Aim of the task:
Read the lines below. Copy out any that hold the string "panel".

Available data:

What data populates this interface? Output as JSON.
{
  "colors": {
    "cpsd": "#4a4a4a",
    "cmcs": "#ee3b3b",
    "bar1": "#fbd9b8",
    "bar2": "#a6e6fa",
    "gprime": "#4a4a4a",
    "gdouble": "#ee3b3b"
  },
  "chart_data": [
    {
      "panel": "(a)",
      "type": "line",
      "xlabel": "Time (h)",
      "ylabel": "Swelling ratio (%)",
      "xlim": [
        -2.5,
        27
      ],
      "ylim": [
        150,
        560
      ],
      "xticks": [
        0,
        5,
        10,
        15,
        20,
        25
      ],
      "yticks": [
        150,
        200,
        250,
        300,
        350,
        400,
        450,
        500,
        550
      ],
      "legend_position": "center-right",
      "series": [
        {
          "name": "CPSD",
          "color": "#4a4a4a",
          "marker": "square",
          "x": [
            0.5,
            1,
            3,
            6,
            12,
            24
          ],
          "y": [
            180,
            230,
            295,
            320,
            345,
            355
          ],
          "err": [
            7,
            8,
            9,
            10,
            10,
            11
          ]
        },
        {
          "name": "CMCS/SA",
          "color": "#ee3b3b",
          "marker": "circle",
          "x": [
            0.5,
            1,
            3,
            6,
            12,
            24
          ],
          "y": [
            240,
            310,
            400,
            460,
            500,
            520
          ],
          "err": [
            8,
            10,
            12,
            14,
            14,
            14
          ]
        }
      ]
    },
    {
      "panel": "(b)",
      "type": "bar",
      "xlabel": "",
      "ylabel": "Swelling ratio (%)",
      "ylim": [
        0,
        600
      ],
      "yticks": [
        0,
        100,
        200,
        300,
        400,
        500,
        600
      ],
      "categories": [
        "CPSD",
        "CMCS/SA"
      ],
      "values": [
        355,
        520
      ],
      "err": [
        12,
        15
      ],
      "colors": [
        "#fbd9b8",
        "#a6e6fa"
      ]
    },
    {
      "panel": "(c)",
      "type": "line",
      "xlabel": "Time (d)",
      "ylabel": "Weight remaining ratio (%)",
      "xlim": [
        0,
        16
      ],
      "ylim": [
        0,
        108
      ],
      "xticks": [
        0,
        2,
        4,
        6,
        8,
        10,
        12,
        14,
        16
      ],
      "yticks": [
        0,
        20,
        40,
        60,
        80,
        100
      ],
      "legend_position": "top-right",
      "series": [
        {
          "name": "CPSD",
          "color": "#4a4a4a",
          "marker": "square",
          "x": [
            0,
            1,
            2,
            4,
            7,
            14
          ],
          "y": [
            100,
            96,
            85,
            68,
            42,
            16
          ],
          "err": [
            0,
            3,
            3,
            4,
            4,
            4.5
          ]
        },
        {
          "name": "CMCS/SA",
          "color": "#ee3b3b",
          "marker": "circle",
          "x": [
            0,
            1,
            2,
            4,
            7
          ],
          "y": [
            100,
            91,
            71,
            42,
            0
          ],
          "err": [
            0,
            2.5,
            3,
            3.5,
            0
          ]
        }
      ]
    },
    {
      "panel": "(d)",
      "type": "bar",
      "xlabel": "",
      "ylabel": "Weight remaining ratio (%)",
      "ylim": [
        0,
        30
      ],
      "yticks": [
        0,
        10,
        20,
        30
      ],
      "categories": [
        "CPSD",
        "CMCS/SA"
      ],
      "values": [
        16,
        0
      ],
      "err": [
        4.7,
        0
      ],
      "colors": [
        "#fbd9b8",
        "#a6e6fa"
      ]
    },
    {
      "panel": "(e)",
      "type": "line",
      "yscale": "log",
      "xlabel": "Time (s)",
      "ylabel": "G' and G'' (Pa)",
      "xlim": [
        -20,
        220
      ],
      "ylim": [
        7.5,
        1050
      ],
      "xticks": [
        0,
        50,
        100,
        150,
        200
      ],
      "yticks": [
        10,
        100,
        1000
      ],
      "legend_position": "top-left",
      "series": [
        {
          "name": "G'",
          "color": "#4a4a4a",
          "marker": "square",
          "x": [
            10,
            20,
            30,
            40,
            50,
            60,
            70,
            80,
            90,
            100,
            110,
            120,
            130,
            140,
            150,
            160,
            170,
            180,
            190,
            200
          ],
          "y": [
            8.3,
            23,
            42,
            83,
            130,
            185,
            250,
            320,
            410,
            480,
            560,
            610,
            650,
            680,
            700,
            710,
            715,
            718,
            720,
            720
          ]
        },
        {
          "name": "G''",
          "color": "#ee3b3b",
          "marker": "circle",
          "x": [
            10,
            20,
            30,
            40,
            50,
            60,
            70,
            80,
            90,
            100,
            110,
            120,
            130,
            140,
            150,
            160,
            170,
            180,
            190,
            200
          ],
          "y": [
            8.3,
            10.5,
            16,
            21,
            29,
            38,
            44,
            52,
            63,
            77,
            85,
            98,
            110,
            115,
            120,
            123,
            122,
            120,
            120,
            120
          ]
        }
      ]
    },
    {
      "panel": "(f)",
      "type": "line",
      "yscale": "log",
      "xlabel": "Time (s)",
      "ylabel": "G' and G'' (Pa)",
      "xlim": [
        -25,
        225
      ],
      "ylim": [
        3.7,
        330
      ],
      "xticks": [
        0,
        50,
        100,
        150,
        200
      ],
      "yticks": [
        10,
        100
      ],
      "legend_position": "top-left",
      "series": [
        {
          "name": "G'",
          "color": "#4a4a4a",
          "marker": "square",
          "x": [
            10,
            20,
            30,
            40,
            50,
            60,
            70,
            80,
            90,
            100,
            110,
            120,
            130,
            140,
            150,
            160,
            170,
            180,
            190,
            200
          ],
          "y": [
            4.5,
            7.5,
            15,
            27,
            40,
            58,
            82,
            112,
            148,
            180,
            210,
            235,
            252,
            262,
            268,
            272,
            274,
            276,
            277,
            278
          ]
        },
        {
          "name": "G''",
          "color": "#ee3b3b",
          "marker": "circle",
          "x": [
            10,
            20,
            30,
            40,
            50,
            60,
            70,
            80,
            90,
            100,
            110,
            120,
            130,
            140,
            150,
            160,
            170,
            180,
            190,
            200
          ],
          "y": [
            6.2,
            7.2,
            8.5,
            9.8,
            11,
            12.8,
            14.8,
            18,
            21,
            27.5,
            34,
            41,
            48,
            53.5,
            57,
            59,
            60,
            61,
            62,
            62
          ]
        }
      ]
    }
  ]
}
* * *
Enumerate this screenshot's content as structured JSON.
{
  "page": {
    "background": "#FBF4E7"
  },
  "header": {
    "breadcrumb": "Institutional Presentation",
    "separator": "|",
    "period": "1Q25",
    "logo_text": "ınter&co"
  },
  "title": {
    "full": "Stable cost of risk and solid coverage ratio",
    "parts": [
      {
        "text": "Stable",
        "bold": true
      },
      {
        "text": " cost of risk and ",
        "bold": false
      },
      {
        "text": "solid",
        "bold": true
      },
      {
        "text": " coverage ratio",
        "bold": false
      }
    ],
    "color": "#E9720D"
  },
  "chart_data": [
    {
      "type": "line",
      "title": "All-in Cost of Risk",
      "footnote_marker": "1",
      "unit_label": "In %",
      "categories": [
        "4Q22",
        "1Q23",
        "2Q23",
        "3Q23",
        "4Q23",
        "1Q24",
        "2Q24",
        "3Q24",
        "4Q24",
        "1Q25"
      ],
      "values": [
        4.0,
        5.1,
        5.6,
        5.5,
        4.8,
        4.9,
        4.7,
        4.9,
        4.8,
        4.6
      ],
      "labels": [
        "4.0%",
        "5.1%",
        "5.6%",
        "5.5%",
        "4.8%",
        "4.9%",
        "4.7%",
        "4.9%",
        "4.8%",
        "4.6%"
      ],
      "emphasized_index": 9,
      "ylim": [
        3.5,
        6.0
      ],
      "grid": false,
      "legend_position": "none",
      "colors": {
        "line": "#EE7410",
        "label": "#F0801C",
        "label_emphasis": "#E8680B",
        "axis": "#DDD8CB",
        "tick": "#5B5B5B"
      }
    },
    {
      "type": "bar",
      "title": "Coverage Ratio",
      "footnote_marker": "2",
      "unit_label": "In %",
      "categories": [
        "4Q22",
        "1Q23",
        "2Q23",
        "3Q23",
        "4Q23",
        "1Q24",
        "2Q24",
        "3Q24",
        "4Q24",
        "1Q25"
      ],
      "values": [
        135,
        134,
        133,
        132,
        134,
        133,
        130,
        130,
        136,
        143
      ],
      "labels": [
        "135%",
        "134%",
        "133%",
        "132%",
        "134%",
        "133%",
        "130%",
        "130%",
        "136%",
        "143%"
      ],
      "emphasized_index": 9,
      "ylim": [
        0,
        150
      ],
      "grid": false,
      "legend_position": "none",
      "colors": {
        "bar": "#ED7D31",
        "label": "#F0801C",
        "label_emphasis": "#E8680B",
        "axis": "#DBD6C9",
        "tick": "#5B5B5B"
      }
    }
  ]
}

Solved problem:
      "panel": "(a)",
      "panel": "(b)",
      "panel": "(c)",
      "panel": "(d)",
      "panel": "(e)",
      "panel": "(f)",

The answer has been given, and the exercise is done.